**DATA SUPPLIED**
----------------------------------------

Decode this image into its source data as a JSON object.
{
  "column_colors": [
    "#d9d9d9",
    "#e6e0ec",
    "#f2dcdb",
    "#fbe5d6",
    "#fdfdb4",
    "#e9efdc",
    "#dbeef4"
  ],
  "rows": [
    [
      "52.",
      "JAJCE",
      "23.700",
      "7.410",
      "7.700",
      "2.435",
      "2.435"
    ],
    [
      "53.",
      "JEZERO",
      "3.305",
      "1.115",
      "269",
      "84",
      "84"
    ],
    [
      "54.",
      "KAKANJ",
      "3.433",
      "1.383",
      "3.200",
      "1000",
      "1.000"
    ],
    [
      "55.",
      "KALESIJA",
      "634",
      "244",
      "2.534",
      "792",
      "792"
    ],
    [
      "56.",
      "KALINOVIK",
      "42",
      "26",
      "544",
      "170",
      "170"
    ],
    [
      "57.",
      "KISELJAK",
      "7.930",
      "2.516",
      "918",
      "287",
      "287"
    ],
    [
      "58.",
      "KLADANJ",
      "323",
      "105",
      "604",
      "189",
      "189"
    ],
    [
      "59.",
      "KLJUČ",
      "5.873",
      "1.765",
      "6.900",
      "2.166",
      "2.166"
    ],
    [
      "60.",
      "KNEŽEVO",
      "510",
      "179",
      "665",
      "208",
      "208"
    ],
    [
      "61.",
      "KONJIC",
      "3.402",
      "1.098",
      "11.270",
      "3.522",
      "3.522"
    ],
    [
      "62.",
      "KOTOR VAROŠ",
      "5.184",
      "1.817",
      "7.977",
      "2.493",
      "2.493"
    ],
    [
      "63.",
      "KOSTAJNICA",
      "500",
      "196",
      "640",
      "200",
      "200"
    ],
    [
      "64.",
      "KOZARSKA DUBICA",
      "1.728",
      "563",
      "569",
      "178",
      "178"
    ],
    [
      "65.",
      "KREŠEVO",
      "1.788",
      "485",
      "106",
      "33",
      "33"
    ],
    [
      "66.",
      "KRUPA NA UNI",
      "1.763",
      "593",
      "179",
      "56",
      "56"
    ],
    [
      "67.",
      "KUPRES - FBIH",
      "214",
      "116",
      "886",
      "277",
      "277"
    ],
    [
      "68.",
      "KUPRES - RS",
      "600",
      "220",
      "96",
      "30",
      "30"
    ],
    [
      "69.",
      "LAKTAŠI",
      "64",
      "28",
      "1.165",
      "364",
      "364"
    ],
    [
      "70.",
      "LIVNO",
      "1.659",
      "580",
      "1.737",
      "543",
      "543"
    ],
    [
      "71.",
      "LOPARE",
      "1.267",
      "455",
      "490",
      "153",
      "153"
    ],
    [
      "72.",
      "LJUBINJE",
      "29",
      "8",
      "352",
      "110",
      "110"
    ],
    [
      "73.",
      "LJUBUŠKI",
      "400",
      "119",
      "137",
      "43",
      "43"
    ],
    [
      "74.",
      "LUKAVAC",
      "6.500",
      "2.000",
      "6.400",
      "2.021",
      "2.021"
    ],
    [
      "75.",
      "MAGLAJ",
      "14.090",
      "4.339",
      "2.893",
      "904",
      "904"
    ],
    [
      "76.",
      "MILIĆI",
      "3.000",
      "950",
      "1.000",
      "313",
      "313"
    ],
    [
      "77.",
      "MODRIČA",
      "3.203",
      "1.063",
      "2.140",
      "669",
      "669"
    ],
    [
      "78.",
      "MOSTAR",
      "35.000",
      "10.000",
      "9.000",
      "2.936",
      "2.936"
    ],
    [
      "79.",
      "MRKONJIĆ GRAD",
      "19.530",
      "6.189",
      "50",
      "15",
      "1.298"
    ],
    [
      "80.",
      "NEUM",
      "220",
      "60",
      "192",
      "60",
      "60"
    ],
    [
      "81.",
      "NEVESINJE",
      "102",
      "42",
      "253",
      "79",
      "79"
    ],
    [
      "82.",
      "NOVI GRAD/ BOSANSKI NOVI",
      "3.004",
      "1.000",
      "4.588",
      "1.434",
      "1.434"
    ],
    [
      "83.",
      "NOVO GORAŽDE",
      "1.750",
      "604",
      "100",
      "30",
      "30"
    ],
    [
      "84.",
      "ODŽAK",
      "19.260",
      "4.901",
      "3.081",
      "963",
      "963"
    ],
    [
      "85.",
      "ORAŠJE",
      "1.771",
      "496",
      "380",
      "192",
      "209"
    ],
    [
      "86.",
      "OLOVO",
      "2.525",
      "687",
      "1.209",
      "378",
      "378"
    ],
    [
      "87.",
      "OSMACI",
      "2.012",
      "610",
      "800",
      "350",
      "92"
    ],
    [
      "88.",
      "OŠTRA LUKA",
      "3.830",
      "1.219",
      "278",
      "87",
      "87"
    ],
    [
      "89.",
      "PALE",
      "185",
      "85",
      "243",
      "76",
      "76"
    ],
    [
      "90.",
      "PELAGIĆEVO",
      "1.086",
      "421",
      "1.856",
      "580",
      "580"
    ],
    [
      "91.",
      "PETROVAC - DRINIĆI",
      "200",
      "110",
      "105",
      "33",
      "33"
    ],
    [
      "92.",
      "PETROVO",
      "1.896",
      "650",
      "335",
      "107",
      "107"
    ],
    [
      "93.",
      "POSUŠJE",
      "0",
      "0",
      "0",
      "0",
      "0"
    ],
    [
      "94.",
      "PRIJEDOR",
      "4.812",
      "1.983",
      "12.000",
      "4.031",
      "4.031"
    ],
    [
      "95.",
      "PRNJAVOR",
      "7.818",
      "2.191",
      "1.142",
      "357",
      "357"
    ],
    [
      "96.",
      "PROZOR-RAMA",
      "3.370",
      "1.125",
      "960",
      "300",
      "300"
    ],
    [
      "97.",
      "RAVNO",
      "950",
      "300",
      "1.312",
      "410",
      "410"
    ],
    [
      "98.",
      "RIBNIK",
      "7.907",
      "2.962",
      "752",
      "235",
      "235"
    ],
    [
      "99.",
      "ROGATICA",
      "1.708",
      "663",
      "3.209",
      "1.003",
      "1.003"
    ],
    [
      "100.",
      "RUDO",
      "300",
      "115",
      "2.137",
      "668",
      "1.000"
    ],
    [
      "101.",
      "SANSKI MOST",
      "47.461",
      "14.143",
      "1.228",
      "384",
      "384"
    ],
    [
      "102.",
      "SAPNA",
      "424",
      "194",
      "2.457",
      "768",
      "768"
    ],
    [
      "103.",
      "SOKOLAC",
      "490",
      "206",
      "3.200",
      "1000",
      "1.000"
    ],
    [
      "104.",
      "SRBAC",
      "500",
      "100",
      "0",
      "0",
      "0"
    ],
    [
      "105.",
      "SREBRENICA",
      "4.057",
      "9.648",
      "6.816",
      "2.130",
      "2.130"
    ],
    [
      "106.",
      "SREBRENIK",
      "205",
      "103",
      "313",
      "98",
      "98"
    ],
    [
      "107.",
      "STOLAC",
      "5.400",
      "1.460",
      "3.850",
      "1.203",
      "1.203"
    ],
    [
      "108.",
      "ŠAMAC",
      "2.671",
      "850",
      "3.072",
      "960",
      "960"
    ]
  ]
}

----------------------------------------

**GIVEN PROBLEM**
Retype the material above, line by line, exactly.

**EXERCISE OUTPUT**
Decode this image into its source data as a JSON object.
{
  "column_colors": [
    "#d9d9d9",
    "#e6e0ec",
    "#f2dcdb",
    "#fbe5d6",
    "#fdfdb4",
    "#e9efdc",
    "#dbeef4"
  ],
  "rows": [
    [
      "52.",
      "JAJCE",
      "23.700",
      "7.410",
      "7.700",
      "2.435",
      "2.435"
    ],
    [
      "53.",
      "JEZERO",
      "3.305",
      "1.115",
      "269",
      "84",
      "84"
    ],
    [
      "54.",
      "KAKANJ",
      "3.433",
      "1.383",
      "3.200",
      "1000",
      "1.000"
    ],
    [
      "55.",
      "KALESIJA",
      "634",
      "244",
      "2.534",
      "792",
      "792"
    ],
    [
      "56.",
      "KALINOVIK",
      "42",
      "26",
      "544",
      "170",
      "170"
    ],
    [
      "57.",
      "KISELJAK",
      "7.930",
      "2.516",
      "918",
      "287",
      "287"
    ],
    [
      "58.",
      "KLADANJ",
      "323",
      "105",
      "604",
      "189",
      "189"
    ],
    [
      "59.",
      "KLJUČ",
      "5.873",
      "1.765",
      "6.900",
      "2.166",
      "2.166"
    ],
    [
      "60.",
      "KNEŽEVO",
      "510",
      "179",
      "665",
      "208",
      "208"
    ],
    [
      "61.",
      "KONJIC",
      "3.402",
      "1.098",
      "11.270",
      "3.522",
      "3.522"
    ],
    [
      "62.",
      "KOTOR VAROŠ",
      "5.184",
      "1.817",
      "7.977",
      "2.493",
      "2.493"
    ],
    [
      "63.",
      "KOSTAJNICA",
      "500",
      "196",
      "640",
      "200",
      "200"
    ],
    [
      "64.",
      "KOZARSKA DUBICA",
      "1.728",
      "563",
      "569",
      "178",
      "178"
    ],
    [
      "65.",
      "KREŠEVO",
      "1.788",
      "485",
      "106",
      "33",
      "33"
    ],
    [
      "66.",
      "KRUPA NA UNI",
      "1.763",
      "593",
      "179",
      "56",
      "56"
    ],
    [
      "67.",
      "KUPRES - FBIH",
      "214",
      "116",
      "886",
      "277",
      "277"
    ],
    [
      "68.",
      "KUPRES - RS",
      "600",
      "220",
      "96",
      "30",
      "30"
    ],
    [
      "69.",
      "LAKTAŠI",
      "64",
      "28",
      "1.165",
      "364",
      "364"
    ],
    [
      "70.",
      "LIVNO",
      "1.659",
      "580",
      "1.737",
      "543",
      "543"
    ],
    [
      "71.",
      "LOPARE",
      "1.267",
      "455",
      "490",
      "153",
      "153"
    ],
    [
      "72.",
      "LJUBINJE",
      "29",
      "8",
      "352",
      "110",
      "110"
    ],
    [
      "73.",
      "LJUBUŠKI",
      "400",
      "119",
      "137",
      "43",
      "43"
    ],
    [
      "74.",
      "LUKAVAC",
      "6.500",
      "2.000",
      "6.400",
      "2.021",
      "2.021"
    ],
    [
      "75.",
      "MAGLAJ",
      "14.090",
      "4.339",
      "2.893",
      "904",
      "904"
    ],
    [
      "76.",
      "MILIĆI",
      "3.000",
      "950",
      "1.000",
      "313",
      "313"
    ],
    [
      "77.",
      "MODRIČA",
      "3.203",
      "1.063",
      "2.140",
      "669",
      "669"
    ],
    [
      "78.",
      "MOSTAR",
      "35.000",
      "10.000",
      "9.000",
      "2.936",
      "2.936"
    ],
    [
      "79.",
      "MRKONJIĆ GRAD",
      "19.530",
      "6.189",
      "50",
      "15",
      "1.298"
    ],
    [
      "80.",
      "NEUM",
      "220",
      "60",
      "192",
      "60",
      "60"
    ],
    [
      "81.",
      "NEVESINJE",
      "102",
      "42",
      "253",
      "79",
      "79"
    ],
    [
      "82.",
      "NOVI GRAD/ BOSANSKI NOVI",
      "3.004",
      "1.000",
      "4.588",
      "1.434",
      "1.434"
    ],
    [
      "83.",
      "NOVO GORAŽDE",
      "1.750",
      "604",
      "100",
      "30",
      "30"
    ],
    [
      "84.",
      "ODŽAK",
      "19.260",
      "4.901",
      "3.081",
      "963",
      "963"
    ],
    [
      "85.",
      "ORAŠJE",
      "1.771",
      "496",
      "380",
      "192",
      "209"
    ],
    [
      "86.",
      "OLOVO",
      "2.525",
      "687",
      "1.209",
      "378",
      "378"
    ],
    [
      "87.",
      "OSMACI",
      "2.012",
      "610",
      "800",
      "350",
      "92"
    ],
    [
      "88.",
      "OŠTRA LUKA",
      "3.830",
      "1.219",
      "278",
      "87",
      "87"
    ],
    [
      "89.",
      "PALE",
      "185",
      "85",
      "243",
      "76",
      "76"
    ],
    [
      "90.",
      "PELAGIĆEVO",
      "1.086",
      "421",
      "1.856",
      "580",
      "580"
    ],
    [
      "91.",
      "PETROVAC - DRINIĆI",
      "200",
      "110",
      "105",
      "33",
      "33"
    ],
    [
      "92.",
      "PETROVO",
      "1.896",
      "650",
      "335",
      "107",
      "107"
    ],
    [
      "93.",
      "POSUŠJE",
      "0",
      "0",
      "0",
      "0",
      "0"
    ],
    [
      "94.",
      "PRIJEDOR",
      "4.812",
      "1.983",
      "12.000",
      "4.031",
      "4.031"
    ],
    [
      "95.",
      "PRNJAVOR",
      "7.818",
      "2.191",
      "1.142",
      "357",
      "357"
    ],
    [
      "96.",
      "PROZOR-RAMA",
      "3.370",
      "1.125",
      "960",
      "300",
      "300"
    ],
    [
      "97.",
      "RAVNO",
      "950",
      "300",
      "1.312",
      "410",
      "410"
    ],
    [
      "98.",
      "RIBNIK",
      "7.907",
      "2.962",
      "752",
      "235",
      "235"
    ],
    [
      "99.",
      "ROGATICA",
      "1.708",
      "663",
      "3.209",
      "1.003",
      "1.003"
    ],
    [
      "100.",
      "RUDO",
      "300",
      "115",
      "2.137",
      "668",
      "1.000"
    ],
    [
      "101.",
      "SANSKI MOST",
      "47.461",
      "14.143",
      "1.228",
      "384",
      "384"
    ],
    [
      "102.",
      "SAPNA",
      "424",
      "194",
      "2.457",
      "768",
      "768"
    ],
    [
      "103.",
      "SOKOLAC",
      "490",
      "206",
      "3.200",
      "1000",
      "1.000"
    ],
    [
      "104.",
      "SRBAC",
      "500",
      "100",
      "0",
      "0",
      "0"
    ],
    [
      "105.",
      "SREBRENICA",
      "4.057",
      "9.648",
      "6.816",
      "2.130",
      "2.130"
    ],
    [
      "106.",
      "SREBRENIK",
      "205",
      "103",
      "313",
      "98",
      "98"
    ],
    [
      "107.",
      "STOLAC",
      "5.400",
      "1.460",
      "3.850",
      "1.203",
      "1.203"
    ],
    [
      "108.",
      "ŠAMAC",
      "2.671",
      "850",
      "3.072",
      "960",
      "960"
    ]
  ]
}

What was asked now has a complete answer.